=== ITEMS ===

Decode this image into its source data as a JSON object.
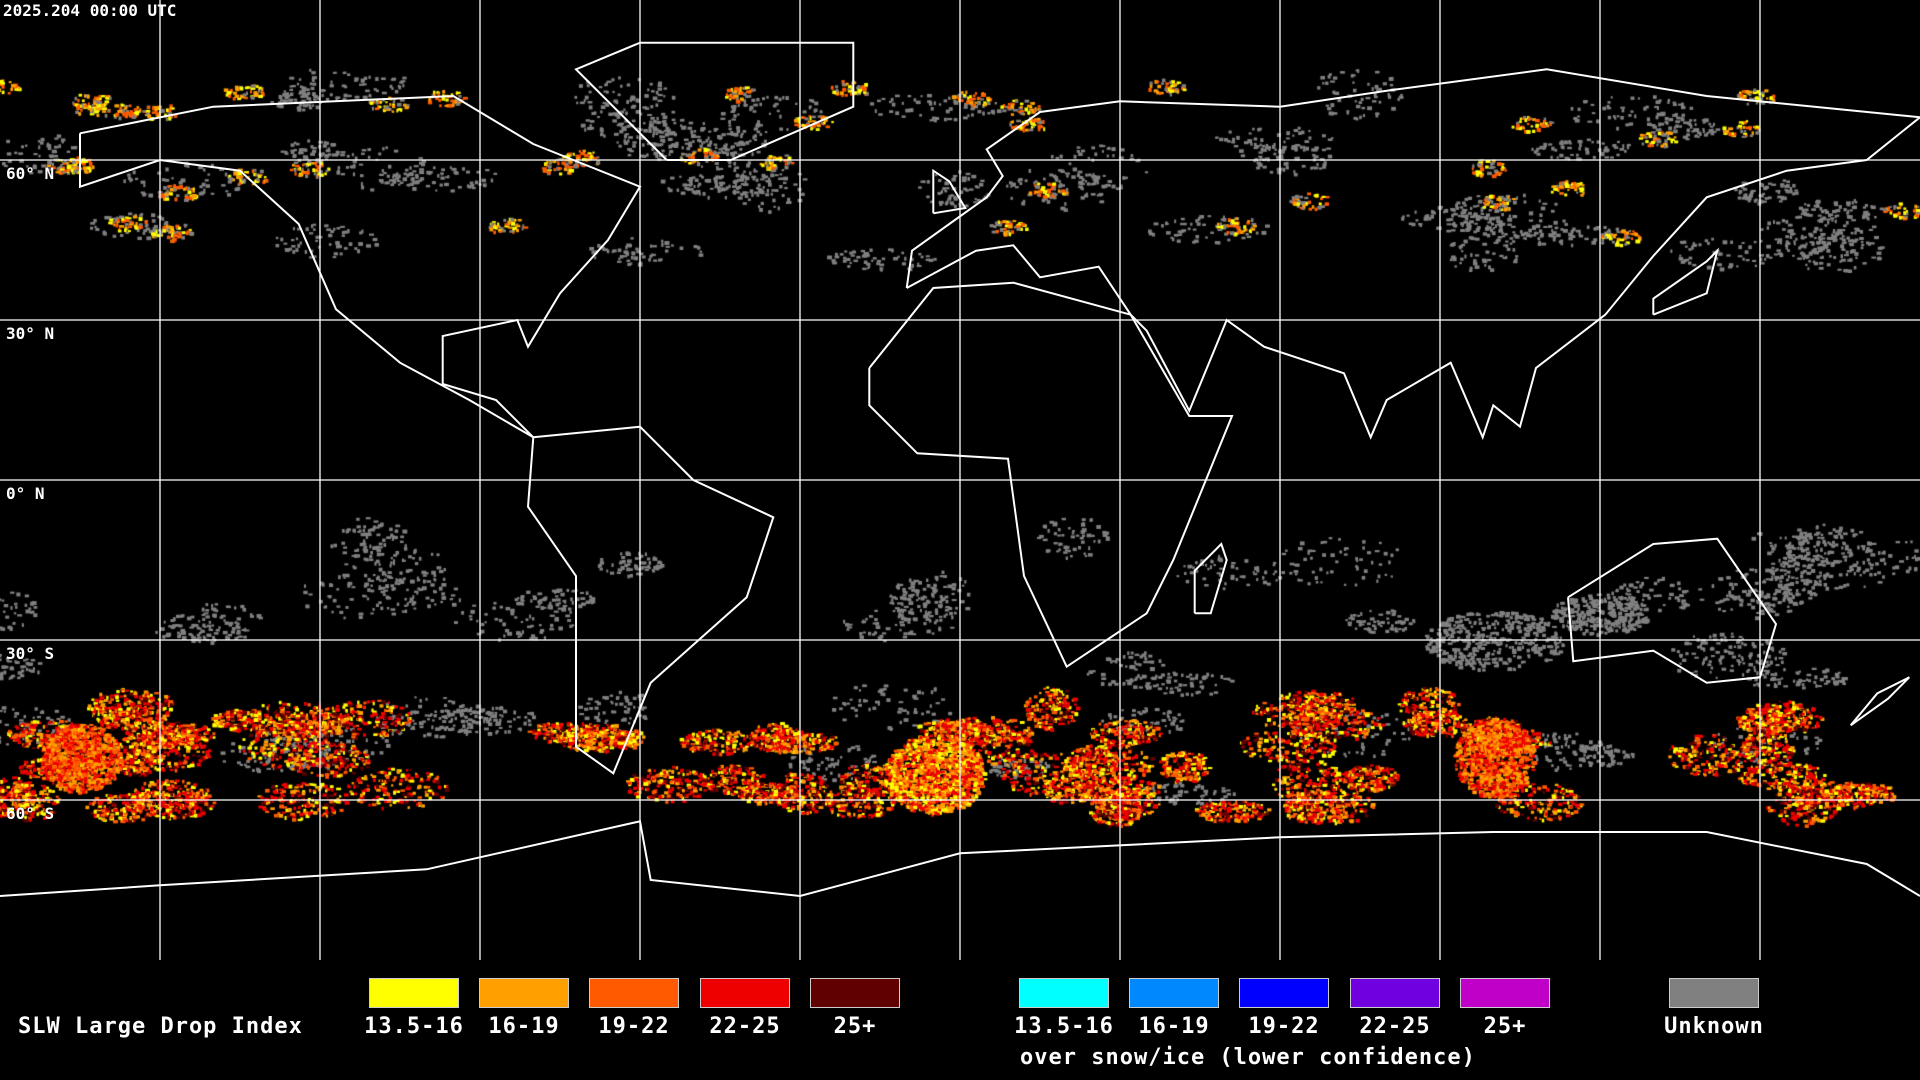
{
  "timestamp": "2025.204 00:00 UTC",
  "lat_labels": [
    "60° N",
    "30° N",
    "0° N",
    "30° S",
    "60° S"
  ],
  "legend": {
    "title": "SLW Large Drop Index",
    "main": [
      {
        "label": "13.5-16",
        "color": "#ffff00"
      },
      {
        "label": "16-19",
        "color": "#ffa000"
      },
      {
        "label": "19-22",
        "color": "#ff5a00"
      },
      {
        "label": "22-25",
        "color": "#ee0000"
      },
      {
        "label": "25+",
        "color": "#600000"
      }
    ],
    "snow": [
      {
        "label": "13.5-16",
        "color": "#00ffff"
      },
      {
        "label": "16-19",
        "color": "#0088ff"
      },
      {
        "label": "19-22",
        "color": "#0000ff"
      },
      {
        "label": "22-25",
        "color": "#7000e0"
      },
      {
        "label": "25+",
        "color": "#c000c8"
      }
    ],
    "snow_caption": "over snow/ice (lower confidence)",
    "unknown": {
      "label": "Unknown",
      "color": "#808080"
    }
  },
  "map": {
    "projection": "equirectangular",
    "grid_spacing_deg": 30,
    "grid_color": "#ffffff",
    "coast_color": "#ffffff",
    "background": "#000000"
  }
}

===

▶ [YOUR OBJECTIVE]: Write out all the entries again, word for word, and print no images.

▶ [SOLUTION TO THE PROBLEM]:
Decode this image into its source data as a JSON object.
{
  "timestamp": "2025.204 00:00 UTC",
  "lat_labels": [
    "60° N",
    "30° N",
    "0° N",
    "30° S",
    "60° S"
  ],
  "legend": {
    "title": "SLW Large Drop Index",
    "main": [
      {
        "label": "13.5-16",
        "color": "#ffff00"
      },
      {
        "label": "16-19",
        "color": "#ffa000"
      },
      {
        "label": "19-22",
        "color": "#ff5a00"
      },
      {
        "label": "22-25",
        "color": "#ee0000"
      },
      {
        "label": "25+",
        "color": "#600000"
      }
    ],
    "snow": [
      {
        "label": "13.5-16",
        "color": "#00ffff"
      },
      {
        "label": "16-19",
        "color": "#0088ff"
      },
      {
        "label": "19-22",
        "color": "#0000ff"
      },
      {
        "label": "22-25",
        "color": "#7000e0"
      },
      {
        "label": "25+",
        "color": "#c000c8"
      }
    ],
    "snow_caption": "over snow/ice (lower confidence)",
    "unknown": {
      "label": "Unknown",
      "color": "#808080"
    }
  },
  "map": {
    "projection": "equirectangular",
    "grid_spacing_deg": 30,
    "grid_color": "#ffffff",
    "coast_color": "#ffffff",
    "background": "#000000"
  }
}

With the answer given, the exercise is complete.